Each line below should be quoted exactly, please.

[A run of records]
+-------+
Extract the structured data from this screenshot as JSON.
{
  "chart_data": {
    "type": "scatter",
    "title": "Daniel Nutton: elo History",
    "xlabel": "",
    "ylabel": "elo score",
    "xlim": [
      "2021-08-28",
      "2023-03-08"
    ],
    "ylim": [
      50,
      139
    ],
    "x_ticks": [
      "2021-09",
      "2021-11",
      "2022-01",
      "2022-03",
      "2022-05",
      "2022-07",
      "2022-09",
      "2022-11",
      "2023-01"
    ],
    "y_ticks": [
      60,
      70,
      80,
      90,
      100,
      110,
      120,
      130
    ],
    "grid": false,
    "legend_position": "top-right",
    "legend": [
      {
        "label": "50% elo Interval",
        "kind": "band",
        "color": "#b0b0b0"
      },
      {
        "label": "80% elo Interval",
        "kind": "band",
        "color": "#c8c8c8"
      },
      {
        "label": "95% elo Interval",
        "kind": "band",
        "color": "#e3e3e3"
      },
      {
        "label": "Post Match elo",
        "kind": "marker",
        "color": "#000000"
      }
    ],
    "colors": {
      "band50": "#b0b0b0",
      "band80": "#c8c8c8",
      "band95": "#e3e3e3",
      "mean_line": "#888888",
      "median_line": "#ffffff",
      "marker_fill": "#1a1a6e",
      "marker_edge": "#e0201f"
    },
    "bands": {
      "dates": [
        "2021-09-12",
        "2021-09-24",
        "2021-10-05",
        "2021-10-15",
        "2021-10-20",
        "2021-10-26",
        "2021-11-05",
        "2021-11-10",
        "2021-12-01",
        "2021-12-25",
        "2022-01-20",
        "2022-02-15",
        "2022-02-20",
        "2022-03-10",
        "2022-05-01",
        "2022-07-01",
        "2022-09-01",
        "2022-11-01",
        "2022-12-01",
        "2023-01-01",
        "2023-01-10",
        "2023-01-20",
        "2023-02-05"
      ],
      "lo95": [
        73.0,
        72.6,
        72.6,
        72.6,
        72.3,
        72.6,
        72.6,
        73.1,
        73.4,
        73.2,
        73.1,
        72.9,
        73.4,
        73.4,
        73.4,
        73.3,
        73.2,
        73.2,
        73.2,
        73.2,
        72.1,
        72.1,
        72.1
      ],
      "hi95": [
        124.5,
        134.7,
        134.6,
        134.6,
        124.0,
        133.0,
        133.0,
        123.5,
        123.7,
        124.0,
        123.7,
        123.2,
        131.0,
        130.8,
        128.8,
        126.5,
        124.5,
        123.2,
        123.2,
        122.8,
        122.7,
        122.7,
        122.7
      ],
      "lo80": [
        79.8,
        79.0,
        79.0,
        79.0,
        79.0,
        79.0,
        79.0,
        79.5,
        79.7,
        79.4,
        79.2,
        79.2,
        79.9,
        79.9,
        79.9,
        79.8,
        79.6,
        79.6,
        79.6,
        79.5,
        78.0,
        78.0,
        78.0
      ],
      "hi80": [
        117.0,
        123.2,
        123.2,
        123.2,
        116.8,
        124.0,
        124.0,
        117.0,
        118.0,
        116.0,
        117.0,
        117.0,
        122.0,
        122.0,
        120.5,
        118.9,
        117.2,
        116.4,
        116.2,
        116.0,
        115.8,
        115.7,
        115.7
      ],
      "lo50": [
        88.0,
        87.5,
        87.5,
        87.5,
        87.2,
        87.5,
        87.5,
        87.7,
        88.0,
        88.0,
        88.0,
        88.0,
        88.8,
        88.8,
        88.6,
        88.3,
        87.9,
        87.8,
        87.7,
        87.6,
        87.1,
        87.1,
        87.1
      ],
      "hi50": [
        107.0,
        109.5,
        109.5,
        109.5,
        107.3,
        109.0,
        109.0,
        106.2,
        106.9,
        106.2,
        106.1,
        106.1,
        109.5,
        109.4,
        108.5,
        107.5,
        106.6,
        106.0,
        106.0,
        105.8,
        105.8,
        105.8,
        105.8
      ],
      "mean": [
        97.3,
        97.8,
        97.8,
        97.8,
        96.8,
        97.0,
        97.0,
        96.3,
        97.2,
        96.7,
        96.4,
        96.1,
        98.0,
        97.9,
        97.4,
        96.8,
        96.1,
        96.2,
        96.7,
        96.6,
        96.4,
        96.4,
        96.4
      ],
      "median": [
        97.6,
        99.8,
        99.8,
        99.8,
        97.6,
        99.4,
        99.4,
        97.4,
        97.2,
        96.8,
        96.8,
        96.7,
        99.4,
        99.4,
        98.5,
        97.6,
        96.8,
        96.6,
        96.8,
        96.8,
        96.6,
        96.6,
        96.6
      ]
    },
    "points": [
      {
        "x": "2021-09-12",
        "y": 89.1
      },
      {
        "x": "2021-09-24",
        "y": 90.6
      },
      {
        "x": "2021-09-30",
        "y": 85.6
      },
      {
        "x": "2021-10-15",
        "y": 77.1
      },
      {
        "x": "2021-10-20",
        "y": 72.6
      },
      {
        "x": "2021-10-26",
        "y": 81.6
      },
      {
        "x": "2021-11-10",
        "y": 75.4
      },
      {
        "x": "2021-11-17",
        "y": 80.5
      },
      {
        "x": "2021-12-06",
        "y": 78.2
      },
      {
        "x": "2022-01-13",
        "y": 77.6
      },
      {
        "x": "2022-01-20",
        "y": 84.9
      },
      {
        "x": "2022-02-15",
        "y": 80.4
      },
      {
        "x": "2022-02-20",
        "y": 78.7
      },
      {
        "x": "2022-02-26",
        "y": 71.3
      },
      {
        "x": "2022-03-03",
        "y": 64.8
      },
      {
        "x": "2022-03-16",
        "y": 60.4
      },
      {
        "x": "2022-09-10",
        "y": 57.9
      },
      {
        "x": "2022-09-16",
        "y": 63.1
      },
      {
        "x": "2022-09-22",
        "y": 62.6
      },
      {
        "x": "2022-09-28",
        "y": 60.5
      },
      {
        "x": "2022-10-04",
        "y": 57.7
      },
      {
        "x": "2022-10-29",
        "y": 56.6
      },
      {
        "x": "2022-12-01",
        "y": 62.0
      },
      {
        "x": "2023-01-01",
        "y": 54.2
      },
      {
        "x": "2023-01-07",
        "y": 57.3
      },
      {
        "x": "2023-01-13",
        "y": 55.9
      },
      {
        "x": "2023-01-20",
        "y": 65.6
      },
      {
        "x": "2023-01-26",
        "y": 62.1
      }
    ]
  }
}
+-------+
◆ ANSWER
Extract the structured data from this screenshot as JSON.
{
  "chart_data": {
    "type": "scatter",
    "title": "Daniel Nutton: elo History",
    "xlabel": "",
    "ylabel": "elo score",
    "xlim": [
      "2021-08-28",
      "2023-03-08"
    ],
    "ylim": [
      50,
      139
    ],
    "x_ticks": [
      "2021-09",
      "2021-11",
      "2022-01",
      "2022-03",
      "2022-05",
      "2022-07",
      "2022-09",
      "2022-11",
      "2023-01"
    ],
    "y_ticks": [
      60,
      70,
      80,
      90,
      100,
      110,
      120,
      130
    ],
    "grid": false,
    "legend_position": "top-right",
    "legend": [
      {
        "label": "50% elo Interval",
        "kind": "band",
        "color": "#b0b0b0"
      },
      {
        "label": "80% elo Interval",
        "kind": "band",
        "color": "#c8c8c8"
      },
      {
        "label": "95% elo Interval",
        "kind": "band",
        "color": "#e3e3e3"
      },
      {
        "label": "Post Match elo",
        "kind": "marker",
        "color": "#000000"
      }
    ],
    "colors": {
      "band50": "#b0b0b0",
      "band80": "#c8c8c8",
      "band95": "#e3e3e3",
      "mean_line": "#888888",
      "median_line": "#ffffff",
      "marker_fill": "#1a1a6e",
      "marker_edge": "#e0201f"
    },
    "bands": {
      "dates": [
        "2021-09-12",
        "2021-09-24",
        "2021-10-05",
        "2021-10-15",
        "2021-10-20",
        "2021-10-26",
        "2021-11-05",
        "2021-11-10",
        "2021-12-01",
        "2021-12-25",
        "2022-01-20",
        "2022-02-15",
        "2022-02-20",
        "2022-03-10",
        "2022-05-01",
        "2022-07-01",
        "2022-09-01",
        "2022-11-01",
        "2022-12-01",
        "2023-01-01",
        "2023-01-10",
        "2023-01-20",
        "2023-02-05"
      ],
      "lo95": [
        73.0,
        72.6,
        72.6,
        72.6,
        72.3,
        72.6,
        72.6,
        73.1,
        73.4,
        73.2,
        73.1,
        72.9,
        73.4,
        73.4,
        73.4,
        73.3,
        73.2,
        73.2,
        73.2,
        73.2,
        72.1,
        72.1,
        72.1
      ],
      "hi95": [
        124.5,
        134.7,
        134.6,
        134.6,
        124.0,
        133.0,
        133.0,
        123.5,
        123.7,
        124.0,
        123.7,
        123.2,
        131.0,
        130.8,
        128.8,
        126.5,
        124.5,
        123.2,
        123.2,
        122.8,
        122.7,
        122.7,
        122.7
      ],
      "lo80": [
        79.8,
        79.0,
        79.0,
        79.0,
        79.0,
        79.0,
        79.0,
        79.5,
        79.7,
        79.4,
        79.2,
        79.2,
        79.9,
        79.9,
        79.9,
        79.8,
        79.6,
        79.6,
        79.6,
        79.5,
        78.0,
        78.0,
        78.0
      ],
      "hi80": [
        117.0,
        123.2,
        123.2,
        123.2,
        116.8,
        124.0,
        124.0,
        117.0,
        118.0,
        116.0,
        117.0,
        117.0,
        122.0,
        122.0,
        120.5,
        118.9,
        117.2,
        116.4,
        116.2,
        116.0,
        115.8,
        115.7,
        115.7
      ],
      "lo50": [
        88.0,
        87.5,
        87.5,
        87.5,
        87.2,
        87.5,
        87.5,
        87.7,
        88.0,
        88.0,
        88.0,
        88.0,
        88.8,
        88.8,
        88.6,
        88.3,
        87.9,
        87.8,
        87.7,
        87.6,
        87.1,
        87.1,
        87.1
      ],
      "hi50": [
        107.0,
        109.5,
        109.5,
        109.5,
        107.3,
        109.0,
        109.0,
        106.2,
        106.9,
        106.2,
        106.1,
        106.1,
        109.5,
        109.4,
        108.5,
        107.5,
        106.6,
        106.0,
        106.0,
        105.8,
        105.8,
        105.8,
        105.8
      ],
      "mean": [
        97.3,
        97.8,
        97.8,
        97.8,
        96.8,
        97.0,
        97.0,
        96.3,
        97.2,
        96.7,
        96.4,
        96.1,
        98.0,
        97.9,
        97.4,
        96.8,
        96.1,
        96.2,
        96.7,
        96.6,
        96.4,
        96.4,
        96.4
      ],
      "median": [
        97.6,
        99.8,
        99.8,
        99.8,
        97.6,
        99.4,
        99.4,
        97.4,
        97.2,
        96.8,
        96.8,
        96.7,
        99.4,
        99.4,
        98.5,
        97.6,
        96.8,
        96.6,
        96.8,
        96.8,
        96.6,
        96.6,
        96.6
      ]
    },
    "points": [
      {
        "x": "2021-09-12",
        "y": 89.1
      },
      {
        "x": "2021-09-24",
        "y": 90.6
      },
      {
        "x": "2021-09-30",
        "y": 85.6
      },
      {
        "x": "2021-10-15",
        "y": 77.1
      },
      {
        "x": "2021-10-20",
        "y": 72.6
      },
      {
        "x": "2021-10-26",
        "y": 81.6
      },
      {
        "x": "2021-11-10",
        "y": 75.4
      },
      {
        "x": "2021-11-17",
        "y": 80.5
      },
      {
        "x": "2021-12-06",
        "y": 78.2
      },
      {
        "x": "2022-01-13",
        "y": 77.6
      },
      {
        "x": "2022-01-20",
        "y": 84.9
      },
      {
        "x": "2022-02-15",
        "y": 80.4
      },
      {
        "x": "2022-02-20",
        "y": 78.7
      },
      {
        "x": "2022-02-26",
        "y": 71.3
      },
      {
        "x": "2022-03-03",
        "y": 64.8
      },
      {
        "x": "2022-03-16",
        "y": 60.4
      },
      {
        "x": "2022-09-10",
        "y": 57.9
      },
      {
        "x": "2022-09-16",
        "y": 63.1
      },
      {
        "x": "2022-09-22",
        "y": 62.6
      },
      {
        "x": "2022-09-28",
        "y": 60.5
      },
      {
        "x": "2022-10-04",
        "y": 57.7
      },
      {
        "x": "2022-10-29",
        "y": 56.6
      },
      {
        "x": "2022-12-01",
        "y": 62.0
      },
      {
        "x": "2023-01-01",
        "y": 54.2
      },
      {
        "x": "2023-01-07",
        "y": 57.3
      },
      {
        "x": "2023-01-13",
        "y": 55.9
      },
      {
        "x": "2023-01-20",
        "y": 65.6
      },
      {
        "x": "2023-01-26",
        "y": 62.1
      }
    ]
  }
}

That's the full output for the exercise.